Element boundary lines:

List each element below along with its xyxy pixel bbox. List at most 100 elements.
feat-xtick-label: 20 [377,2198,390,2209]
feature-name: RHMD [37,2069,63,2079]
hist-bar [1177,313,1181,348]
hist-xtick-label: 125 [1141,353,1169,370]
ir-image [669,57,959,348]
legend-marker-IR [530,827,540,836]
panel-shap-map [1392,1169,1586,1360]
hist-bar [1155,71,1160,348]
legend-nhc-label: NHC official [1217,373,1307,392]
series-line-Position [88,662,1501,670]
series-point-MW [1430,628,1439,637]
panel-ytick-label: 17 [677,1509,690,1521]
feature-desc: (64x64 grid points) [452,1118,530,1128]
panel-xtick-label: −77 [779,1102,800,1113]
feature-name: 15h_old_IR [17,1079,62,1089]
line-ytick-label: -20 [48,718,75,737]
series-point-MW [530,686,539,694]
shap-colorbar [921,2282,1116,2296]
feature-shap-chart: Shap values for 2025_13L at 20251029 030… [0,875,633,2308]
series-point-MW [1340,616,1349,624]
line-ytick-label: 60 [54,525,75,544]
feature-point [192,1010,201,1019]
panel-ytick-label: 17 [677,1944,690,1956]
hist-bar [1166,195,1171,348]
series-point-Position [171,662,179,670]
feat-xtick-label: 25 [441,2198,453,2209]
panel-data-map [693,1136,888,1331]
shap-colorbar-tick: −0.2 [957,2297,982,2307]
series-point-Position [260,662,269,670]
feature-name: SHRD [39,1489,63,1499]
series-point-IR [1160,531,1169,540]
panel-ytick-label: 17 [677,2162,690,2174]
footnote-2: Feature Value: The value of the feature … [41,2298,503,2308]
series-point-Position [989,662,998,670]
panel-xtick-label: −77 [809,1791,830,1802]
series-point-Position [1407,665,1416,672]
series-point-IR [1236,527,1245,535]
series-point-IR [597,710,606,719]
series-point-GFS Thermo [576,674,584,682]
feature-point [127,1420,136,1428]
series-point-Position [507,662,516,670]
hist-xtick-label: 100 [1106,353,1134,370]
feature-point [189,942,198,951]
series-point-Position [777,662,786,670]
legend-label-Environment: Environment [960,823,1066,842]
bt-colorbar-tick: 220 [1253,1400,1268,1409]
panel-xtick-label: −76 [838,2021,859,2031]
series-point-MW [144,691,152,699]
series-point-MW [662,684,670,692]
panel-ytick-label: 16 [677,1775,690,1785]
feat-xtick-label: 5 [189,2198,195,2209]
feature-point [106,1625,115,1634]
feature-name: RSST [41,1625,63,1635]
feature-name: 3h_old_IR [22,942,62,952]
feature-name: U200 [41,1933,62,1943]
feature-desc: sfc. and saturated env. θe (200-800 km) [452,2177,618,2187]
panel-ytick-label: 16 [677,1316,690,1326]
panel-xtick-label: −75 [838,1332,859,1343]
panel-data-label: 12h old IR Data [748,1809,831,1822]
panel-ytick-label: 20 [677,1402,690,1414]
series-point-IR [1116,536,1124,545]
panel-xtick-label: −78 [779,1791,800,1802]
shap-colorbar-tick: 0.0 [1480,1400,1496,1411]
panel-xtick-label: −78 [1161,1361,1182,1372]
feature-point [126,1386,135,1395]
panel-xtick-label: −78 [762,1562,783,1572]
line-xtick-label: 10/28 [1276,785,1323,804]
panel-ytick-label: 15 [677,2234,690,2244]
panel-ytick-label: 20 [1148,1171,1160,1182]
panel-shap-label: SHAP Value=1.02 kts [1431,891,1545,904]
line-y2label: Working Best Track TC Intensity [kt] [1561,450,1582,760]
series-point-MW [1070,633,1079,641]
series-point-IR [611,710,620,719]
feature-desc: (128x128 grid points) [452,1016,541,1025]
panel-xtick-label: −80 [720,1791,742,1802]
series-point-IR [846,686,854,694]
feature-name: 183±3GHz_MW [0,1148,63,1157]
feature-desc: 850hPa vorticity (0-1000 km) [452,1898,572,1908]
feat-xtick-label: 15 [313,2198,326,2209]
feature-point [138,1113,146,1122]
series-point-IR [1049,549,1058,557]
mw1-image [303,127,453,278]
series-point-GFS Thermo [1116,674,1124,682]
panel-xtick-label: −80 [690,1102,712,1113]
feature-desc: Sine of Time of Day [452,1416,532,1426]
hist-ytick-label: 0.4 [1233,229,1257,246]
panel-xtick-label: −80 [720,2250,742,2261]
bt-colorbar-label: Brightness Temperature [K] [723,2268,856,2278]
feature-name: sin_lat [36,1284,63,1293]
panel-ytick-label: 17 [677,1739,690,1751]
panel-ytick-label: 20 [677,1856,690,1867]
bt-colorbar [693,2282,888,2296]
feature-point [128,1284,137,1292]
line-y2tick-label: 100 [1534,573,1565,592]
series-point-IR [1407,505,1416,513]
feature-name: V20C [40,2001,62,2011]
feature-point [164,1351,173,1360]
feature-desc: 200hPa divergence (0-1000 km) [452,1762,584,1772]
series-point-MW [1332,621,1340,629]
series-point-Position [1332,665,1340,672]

Problem statement:
Return every one of the lines above word for word, with no changes.

The output:
List each element below along with its xyxy pixel bbox. List at most 100 elements.
feat-xtick-label: 20 [377,2198,390,2209]
feature-name: RHMD [37,2069,63,2079]
hist-bar [1177,313,1181,348]
hist-xtick-label: 125 [1141,353,1169,370]
ir-image [669,57,959,348]
legend-marker-IR [530,827,540,836]
panel-shap-map [1392,1169,1586,1360]
hist-bar [1155,71,1160,348]
legend-nhc-label: NHC official [1217,373,1307,392]
series-line-Position [88,662,1501,670]
series-point-MW [1430,628,1439,637]
panel-ytick-label: 17 [677,1509,690,1521]
feature-desc: (64x64 grid points) [452,1118,530,1128]
panel-xtick-label: −77 [779,1102,800,1113]
feature-name: 15h_old_IR [17,1079,62,1089]
line-ytick-label: -20 [48,718,75,737]
series-point-MW [530,686,539,694]
shap-colorbar [921,2282,1116,2296]
feature-shap-chart: Shap values for 2025_13L at 20251029 030… [0,875,633,2308]
series-point-MW [1340,616,1349,624]
line-ytick-label: 60 [54,525,75,544]
feature-point [192,1010,201,1019]
panel-ytick-label: 17 [677,1944,690,1956]
hist-bar [1166,195,1171,348]
series-point-Position [171,662,179,670]
feat-xtick-label: 25 [441,2198,453,2209]
panel-data-map [693,1136,888,1331]
shap-colorbar-tick: −0.2 [957,2297,982,2307]
series-point-Position [260,662,269,670]
feature-name: SHRD [39,1489,63,1499]
series-point-IR [1160,531,1169,540]
panel-ytick-label: 17 [677,2162,690,2174]
footnote-2: Feature Value: The value of the feature … [41,2298,503,2308]
series-point-Position [989,662,998,670]
panel-xtick-label: −77 [809,1791,830,1802]
series-point-Position [1407,665,1416,672]
series-point-IR [1236,527,1245,535]
series-point-IR [597,710,606,719]
series-point-GFS Thermo [576,674,584,682]
feature-point [127,1420,136,1428]
series-point-Position [507,662,516,670]
hist-xtick-label: 100 [1106,353,1134,370]
feature-point [189,942,198,951]
series-point-Position [777,662,786,670]
legend-label-Environment: Environment [960,823,1066,842]
bt-colorbar-tick: 220 [1253,1400,1268,1409]
panel-xtick-label: −76 [838,2021,859,2031]
series-point-MW [144,691,152,699]
series-point-MW [662,684,670,692]
panel-ytick-label: 16 [677,1775,690,1785]
feat-xtick-label: 5 [189,2198,195,2209]
feature-point [106,1625,115,1634]
feature-name: RSST [41,1625,63,1635]
feature-name: 3h_old_IR [22,942,62,952]
feature-name: U200 [41,1933,62,1943]
feature-desc: sfc. and saturated env. θe (200-800 km) [452,2177,618,2187]
panel-ytick-label: 16 [677,1316,690,1326]
panel-xtick-label: −75 [838,1332,859,1343]
panel-data-label: 12h old IR Data [748,1809,831,1822]
panel-ytick-label: 20 [677,1402,690,1414]
series-point-IR [1116,536,1124,545]
panel-xtick-label: −78 [779,1791,800,1802]
shap-colorbar-tick: 0.0 [1480,1400,1496,1411]
panel-xtick-label: −78 [1161,1361,1182,1372]
feature-point [126,1386,135,1395]
panel-xtick-label: −78 [762,1562,783,1572]
line-xtick-label: 10/28 [1276,785,1323,804]
panel-ytick-label: 15 [677,2234,690,2244]
panel-ytick-label: 20 [1148,1171,1160,1182]
panel-shap-label: SHAP Value=1.02 kts [1431,891,1545,904]
line-y2label: Working Best Track TC Intensity [kt] [1561,450,1582,760]
series-point-MW [1070,633,1079,641]
series-point-IR [611,710,620,719]
feature-desc: (128x128 grid points) [452,1016,541,1025]
panel-xtick-label: −80 [720,1791,742,1802]
series-point-IR [846,686,854,694]
feature-name: 183±3GHz_MW [0,1148,63,1157]
feature-desc: 850hPa vorticity (0-1000 km) [452,1898,572,1908]
feat-xtick-label: 15 [313,2198,326,2209]
feature-point [138,1113,146,1122]
series-point-IR [1049,549,1058,557]
mw1-image [303,127,453,278]
series-point-GFS Thermo [1116,674,1124,682]
panel-xtick-label: −80 [690,1102,712,1113]
feature-desc: Sine of Time of Day [452,1416,532,1426]
hist-ytick-label: 0.4 [1233,229,1257,246]
panel-xtick-label: −80 [720,2250,742,2261]
bt-colorbar-label: Brightness Temperature [K] [723,2268,856,2278]
feature-name: sin_lat [36,1284,63,1293]
panel-ytick-label: 17 [677,1739,690,1751]
panel-ytick-label: 20 [677,1856,690,1867]
bt-colorbar [693,2282,888,2296]
feature-point [128,1284,137,1292]
line-y2tick-label: 100 [1534,573,1565,592]
series-point-IR [1407,505,1416,513]
feature-name: V20C [40,2001,62,2011]
feature-point [164,1351,173,1360]
feature-desc: 200hPa divergence (0-1000 km) [452,1762,584,1772]
series-point-MW [1332,621,1340,629]
series-point-Position [1332,665,1340,672]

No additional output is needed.